**Instructions to follow**
Put each line of the rows below into a Markdown table with the columns Number and Line. Leave out blank lines.
--
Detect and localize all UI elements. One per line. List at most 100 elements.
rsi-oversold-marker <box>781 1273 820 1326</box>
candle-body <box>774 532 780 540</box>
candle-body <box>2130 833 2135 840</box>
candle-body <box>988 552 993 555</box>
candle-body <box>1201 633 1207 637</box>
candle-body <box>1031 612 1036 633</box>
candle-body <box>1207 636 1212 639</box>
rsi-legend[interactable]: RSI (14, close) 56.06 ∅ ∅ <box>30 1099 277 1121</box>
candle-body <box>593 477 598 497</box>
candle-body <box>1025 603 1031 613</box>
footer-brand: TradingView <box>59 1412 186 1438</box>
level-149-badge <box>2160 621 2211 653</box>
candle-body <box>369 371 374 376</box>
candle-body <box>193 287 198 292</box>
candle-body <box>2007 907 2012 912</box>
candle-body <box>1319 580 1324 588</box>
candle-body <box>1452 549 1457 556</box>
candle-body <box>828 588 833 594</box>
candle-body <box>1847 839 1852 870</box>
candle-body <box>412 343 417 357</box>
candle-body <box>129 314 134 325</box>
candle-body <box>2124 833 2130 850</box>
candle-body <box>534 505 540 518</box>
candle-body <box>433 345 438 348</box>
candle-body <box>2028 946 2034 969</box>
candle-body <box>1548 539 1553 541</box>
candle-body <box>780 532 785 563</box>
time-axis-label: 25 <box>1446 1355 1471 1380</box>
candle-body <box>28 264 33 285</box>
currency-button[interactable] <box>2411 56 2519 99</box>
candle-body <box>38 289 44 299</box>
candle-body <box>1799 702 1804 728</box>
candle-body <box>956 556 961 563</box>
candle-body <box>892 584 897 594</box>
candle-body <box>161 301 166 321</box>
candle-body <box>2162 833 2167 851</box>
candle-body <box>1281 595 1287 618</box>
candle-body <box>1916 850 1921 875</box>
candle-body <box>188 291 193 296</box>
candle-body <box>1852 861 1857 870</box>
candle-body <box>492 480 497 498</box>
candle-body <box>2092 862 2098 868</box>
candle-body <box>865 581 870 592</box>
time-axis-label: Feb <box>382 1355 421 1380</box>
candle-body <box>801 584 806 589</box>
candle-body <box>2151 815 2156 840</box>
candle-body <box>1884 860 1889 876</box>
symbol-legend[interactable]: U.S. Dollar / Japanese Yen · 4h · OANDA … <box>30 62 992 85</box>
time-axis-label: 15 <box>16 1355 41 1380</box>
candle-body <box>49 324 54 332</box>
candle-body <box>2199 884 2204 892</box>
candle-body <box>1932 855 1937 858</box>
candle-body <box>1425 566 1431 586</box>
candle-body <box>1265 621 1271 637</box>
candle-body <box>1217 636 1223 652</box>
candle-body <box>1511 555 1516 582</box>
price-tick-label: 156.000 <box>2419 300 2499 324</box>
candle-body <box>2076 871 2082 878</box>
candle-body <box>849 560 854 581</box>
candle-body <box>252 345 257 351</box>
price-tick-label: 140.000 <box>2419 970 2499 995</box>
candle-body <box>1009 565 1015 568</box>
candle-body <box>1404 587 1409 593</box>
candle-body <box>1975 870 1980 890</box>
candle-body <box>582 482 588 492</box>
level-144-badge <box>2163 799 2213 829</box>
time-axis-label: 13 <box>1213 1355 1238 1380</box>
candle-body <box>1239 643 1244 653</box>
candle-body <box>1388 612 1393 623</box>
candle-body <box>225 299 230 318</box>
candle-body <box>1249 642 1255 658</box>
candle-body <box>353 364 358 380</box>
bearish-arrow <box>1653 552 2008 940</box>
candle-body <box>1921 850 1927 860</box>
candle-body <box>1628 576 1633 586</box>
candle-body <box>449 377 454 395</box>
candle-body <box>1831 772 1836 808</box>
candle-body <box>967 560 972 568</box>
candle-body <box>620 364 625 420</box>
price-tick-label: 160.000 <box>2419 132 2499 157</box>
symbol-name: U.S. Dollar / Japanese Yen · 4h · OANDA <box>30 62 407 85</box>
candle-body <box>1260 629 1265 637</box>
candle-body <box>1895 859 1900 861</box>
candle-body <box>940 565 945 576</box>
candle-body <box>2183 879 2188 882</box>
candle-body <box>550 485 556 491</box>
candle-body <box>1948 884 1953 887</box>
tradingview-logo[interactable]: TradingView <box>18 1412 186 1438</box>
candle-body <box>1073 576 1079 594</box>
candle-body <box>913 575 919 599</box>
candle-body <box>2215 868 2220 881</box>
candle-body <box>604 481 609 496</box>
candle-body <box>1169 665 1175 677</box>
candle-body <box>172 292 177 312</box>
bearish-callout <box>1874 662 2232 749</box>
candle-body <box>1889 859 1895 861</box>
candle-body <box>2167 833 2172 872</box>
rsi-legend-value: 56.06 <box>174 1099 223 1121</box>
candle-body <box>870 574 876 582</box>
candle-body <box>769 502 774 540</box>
--
**Expected answer**
| Number | Line |
|---|---|
| 1 | Detect and localize all UI elements. One per line. List at most 100 elements. |
| 2 | rsi-oversold-marker <box>781 1273 820 1326</box> |
| 3 | candle-body <box>774 532 780 540</box> |
| 4 | candle-body <box>2130 833 2135 840</box> |
| 5 | candle-body <box>988 552 993 555</box> |
| 6 | candle-body <box>1201 633 1207 637</box> |
| 7 | candle-body <box>1031 612 1036 633</box> |
| 8 | candle-body <box>1207 636 1212 639</box> |
| 9 | rsi-legend[interactable]: RSI (14, close) 56.06 ∅ ∅ <box>30 1099 277 1121</box> |
| 10 | candle-body <box>593 477 598 497</box> |
| 11 | candle-body <box>1025 603 1031 613</box> |
| 12 | footer-brand: TradingView <box>59 1412 186 1438</box> |
| 13 | level-149-badge <box>2160 621 2211 653</box> |
| 14 | candle-body <box>369 371 374 376</box> |
| 15 | candle-body <box>193 287 198 292</box> |
| 16 | candle-body <box>2007 907 2012 912</box> |
| 17 | candle-body <box>1319 580 1324 588</box> |
| 18 | candle-body <box>1452 549 1457 556</box> |
| 19 | candle-body <box>828 588 833 594</box> |
| 20 | candle-body <box>1847 839 1852 870</box> |
| 21 | candle-body <box>412 343 417 357</box> |
| 22 | candle-body <box>129 314 134 325</box> |
| 23 | candle-body <box>2124 833 2130 850</box> |
| 24 | candle-body <box>534 505 540 518</box> |
| 25 | candle-body <box>433 345 438 348</box> |
| 26 | candle-body <box>2028 946 2034 969</box> |
| 27 | candle-body <box>1548 539 1553 541</box> |
| 28 | candle-body <box>780 532 785 563</box> |
| 29 | time-axis-label: 25 <box>1446 1355 1471 1380</box> |
| 30 | candle-body <box>28 264 33 285</box> |
| 31 | currency-button[interactable] <box>2411 56 2519 99</box> |
| 32 | candle-body <box>38 289 44 299</box> |
| 33 | candle-body <box>1799 702 1804 728</box> |
| 34 | candle-body <box>956 556 961 563</box> |
| 35 | candle-body <box>892 584 897 594</box> |
| 36 | candle-body <box>161 301 166 321</box> |
| 37 | candle-body <box>2162 833 2167 851</box> |
| 38 | candle-body <box>1281 595 1287 618</box> |
| 39 | candle-body <box>1916 850 1921 875</box> |
| 40 | candle-body <box>188 291 193 296</box> |
| 41 | candle-body <box>1852 861 1857 870</box> |
| 42 | candle-body <box>492 480 497 498</box> |
| 43 | candle-body <box>2092 862 2098 868</box> |
| 44 | candle-body <box>865 581 870 592</box> |
| 45 | time-axis-label: Feb <box>382 1355 421 1380</box> |
| 46 | candle-body <box>801 584 806 589</box> |
| 47 | candle-body <box>2151 815 2156 840</box> |
| 48 | candle-body <box>1884 860 1889 876</box> |
| 49 | symbol-legend[interactable]: U.S. Dollar / Japanese Yen · 4h · OANDA … <box>30 62 992 85</box> |
| 50 | time-axis-label: 15 <box>16 1355 41 1380</box> |
| 51 | candle-body <box>49 324 54 332</box> |
| 52 | candle-body <box>2199 884 2204 892</box> |
| 53 | candle-body <box>1932 855 1937 858</box> |
| 54 | candle-body <box>1425 566 1431 586</box> |
| 55 | candle-body <box>1265 621 1271 637</box> |
| 56 | candle-body <box>1217 636 1223 652</box> |
| 57 | candle-body <box>1511 555 1516 582</box> |
| 58 | price-tick-label: 156.000 <box>2419 300 2499 324</box> |
| 59 | candle-body <box>2076 871 2082 878</box> |
| 60 | candle-body <box>849 560 854 581</box> |
| 61 | candle-body <box>252 345 257 351</box> |
| 62 | price-tick-label: 140.000 <box>2419 970 2499 995</box> |
| 63 | candle-body <box>1009 565 1015 568</box> |
| 64 | candle-body <box>1404 587 1409 593</box> |
| 65 | candle-body <box>1975 870 1980 890</box> |
| 66 | candle-body <box>582 482 588 492</box> |
| 67 | level-144-badge <box>2163 799 2213 829</box> |
| 68 | time-axis-label: 13 <box>1213 1355 1238 1380</box> |
| 69 | candle-body <box>1239 643 1244 653</box> |
| 70 | candle-body <box>1388 612 1393 623</box> |
| 71 | candle-body <box>225 299 230 318</box> |
| 72 | candle-body <box>1249 642 1255 658</box> |
| 73 | candle-body <box>353 364 358 380</box> |
| 74 | bearish-arrow <box>1653 552 2008 940</box> |
| 75 | candle-body <box>1921 850 1927 860</box> |
| 76 | candle-body <box>1628 576 1633 586</box> |
| 77 | candle-body <box>449 377 454 395</box> |
| 78 | candle-body <box>1831 772 1836 808</box> |
| 79 | candle-body <box>967 560 972 568</box> |
| 80 | candle-body <box>620 364 625 420</box> |
| 81 | price-tick-label: 160.000 <box>2419 132 2499 157</box> |
| 82 | symbol-name: U.S. Dollar / Japanese Yen · 4h · OANDA <box>30 62 407 85</box> |
| 83 | candle-body <box>1260 629 1265 637</box> |
| 84 | candle-body <box>1895 859 1900 861</box> |
| 85 | candle-body <box>940 565 945 576</box> |
| 86 | candle-body <box>2183 879 2188 882</box> |
| 87 | candle-body <box>550 485 556 491</box> |
| 88 | candle-body <box>1948 884 1953 887</box> |
| 89 | tradingview-logo[interactable]: TradingView <box>18 1412 186 1438</box> |
| 90 | candle-body <box>1073 576 1079 594</box> |
| 91 | candle-body <box>913 575 919 599</box> |
| 92 | candle-body <box>2215 868 2220 881</box> |
| 93 | candle-body <box>604 481 609 496</box> |
| 94 | candle-body <box>1169 665 1175 677</box> |
| 95 | candle-body <box>172 292 177 312</box> |
| 96 | bearish-callout <box>1874 662 2232 749</box> |
| 97 | candle-body <box>1889 859 1895 861</box> |
| 98 | candle-body <box>2167 833 2172 872</box> |
| 99 | rsi-legend-value: 56.06 <box>174 1099 223 1121</box> |
| 100 | candle-body <box>870 574 876 582</box> |
| 101 | candle-body <box>769 502 774 540</box> |